**Objective:** Nothing may be dropped or altered: reproduce all the data.

::::

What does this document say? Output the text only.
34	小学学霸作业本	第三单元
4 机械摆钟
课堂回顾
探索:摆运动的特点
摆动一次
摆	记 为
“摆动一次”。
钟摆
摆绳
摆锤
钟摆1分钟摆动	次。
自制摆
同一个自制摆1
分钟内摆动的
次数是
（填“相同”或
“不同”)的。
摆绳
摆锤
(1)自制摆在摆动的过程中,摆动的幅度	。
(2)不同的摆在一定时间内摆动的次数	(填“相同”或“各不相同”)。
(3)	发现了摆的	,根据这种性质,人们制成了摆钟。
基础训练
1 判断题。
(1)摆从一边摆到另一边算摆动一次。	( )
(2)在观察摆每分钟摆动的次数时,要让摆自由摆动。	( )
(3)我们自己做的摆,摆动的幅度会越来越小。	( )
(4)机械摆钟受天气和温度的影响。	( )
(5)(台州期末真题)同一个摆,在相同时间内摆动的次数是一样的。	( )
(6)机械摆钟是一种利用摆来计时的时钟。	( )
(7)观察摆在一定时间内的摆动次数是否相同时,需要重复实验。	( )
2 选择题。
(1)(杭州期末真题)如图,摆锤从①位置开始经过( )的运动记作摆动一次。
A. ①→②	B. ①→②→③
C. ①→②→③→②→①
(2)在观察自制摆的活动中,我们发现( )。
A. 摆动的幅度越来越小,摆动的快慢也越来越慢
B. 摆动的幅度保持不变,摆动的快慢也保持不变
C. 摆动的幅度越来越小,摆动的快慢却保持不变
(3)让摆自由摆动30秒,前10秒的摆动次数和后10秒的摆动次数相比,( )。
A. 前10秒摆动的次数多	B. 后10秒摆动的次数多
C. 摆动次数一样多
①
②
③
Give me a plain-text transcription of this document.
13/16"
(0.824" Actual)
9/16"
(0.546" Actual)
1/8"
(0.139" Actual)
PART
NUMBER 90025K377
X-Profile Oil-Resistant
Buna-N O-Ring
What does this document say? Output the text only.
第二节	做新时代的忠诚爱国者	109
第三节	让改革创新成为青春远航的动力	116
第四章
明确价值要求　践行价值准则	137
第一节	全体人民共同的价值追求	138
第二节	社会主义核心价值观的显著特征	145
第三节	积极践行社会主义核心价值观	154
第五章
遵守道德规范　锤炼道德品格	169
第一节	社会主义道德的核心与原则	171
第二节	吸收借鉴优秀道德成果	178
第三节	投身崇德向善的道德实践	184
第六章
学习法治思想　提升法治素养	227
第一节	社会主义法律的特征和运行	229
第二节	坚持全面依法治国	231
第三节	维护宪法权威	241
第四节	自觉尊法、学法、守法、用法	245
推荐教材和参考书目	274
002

::::

**Written answer:**
What does this document say? Output the text only.
34	小学学霸作业本	第三单元
4 机械摆钟
课堂回顾
探索:摆运动的特点
摆动一次
摆	记 为
“摆动一次”。
钟摆
摆绳
摆锤
钟摆1分钟摆动	次。
自制摆
同一个自制摆1
分钟内摆动的
次数是
（填“相同”或
“不同”)的。
摆绳
摆锤
(1)自制摆在摆动的过程中,摆动的幅度	。
(2)不同的摆在一定时间内摆动的次数	(填“相同”或“各不相同”)。
(3)	发现了摆的	,根据这种性质,人们制成了摆钟。
基础训练
1 判断题。
(1)摆从一边摆到另一边算摆动一次。	( )
(2)在观察摆每分钟摆动的次数时,要让摆自由摆动。	( )
(3)我们自己做的摆,摆动的幅度会越来越小。	( )
(4)机械摆钟受天气和温度的影响。	( )
(5)(台州期末真题)同一个摆,在相同时间内摆动的次数是一样的。	( )
(6)机械摆钟是一种利用摆来计时的时钟。	( )
(7)观察摆在一定时间内的摆动次数是否相同时,需要重复实验。	( )
2 选择题。
(1)(杭州期末真题)如图,摆锤从①位置开始经过( )的运动记作摆动一次。
A. ①→②	B. ①→②→③
C. ①→②→③→②→①
(2)在观察自制摆的活动中,我们发现( )。
A. 摆动的幅度越来越小,摆动的快慢也越来越慢
B. 摆动的幅度保持不变,摆动的快慢也保持不变
C. 摆动的幅度越来越小,摆动的快慢却保持不变
(3)让摆自由摆动30秒,前10秒的摆动次数和后10秒的摆动次数相比,( )。
A. 前10秒摆动的次数多	B. 后10秒摆动的次数多
C. 摆动次数一样多
①
②
③
Give me a plain-text transcription of this document.
13/16"
(0.824" Actual)
9/16"
(0.546" Actual)
1/8"
(0.139" Actual)
PART
NUMBER 90025K377
X-Profile Oil-Resistant
Buna-N O-Ring
What does this document say? Output the text only.
第二节	做新时代的忠诚爱国者	109
第三节	让改革创新成为青春远航的动力	116
第四章
明确价值要求　践行价值准则	137
第一节	全体人民共同的价值追求	138
第二节	社会主义核心价值观的显著特征	145
第三节	积极践行社会主义核心价值观	154
第五章
遵守道德规范　锤炼道德品格	169
第一节	社会主义道德的核心与原则	171
第二节	吸收借鉴优秀道德成果	178
第三节	投身崇德向善的道德实践	184
第六章
学习法治思想　提升法治素养	227
第一节	社会主义法律的特征和运行	229
第二节	坚持全面依法治国	231
第三节	维护宪法权威	241
第四节	自觉尊法、学法、守法、用法	245
推荐教材和参考书目	274
002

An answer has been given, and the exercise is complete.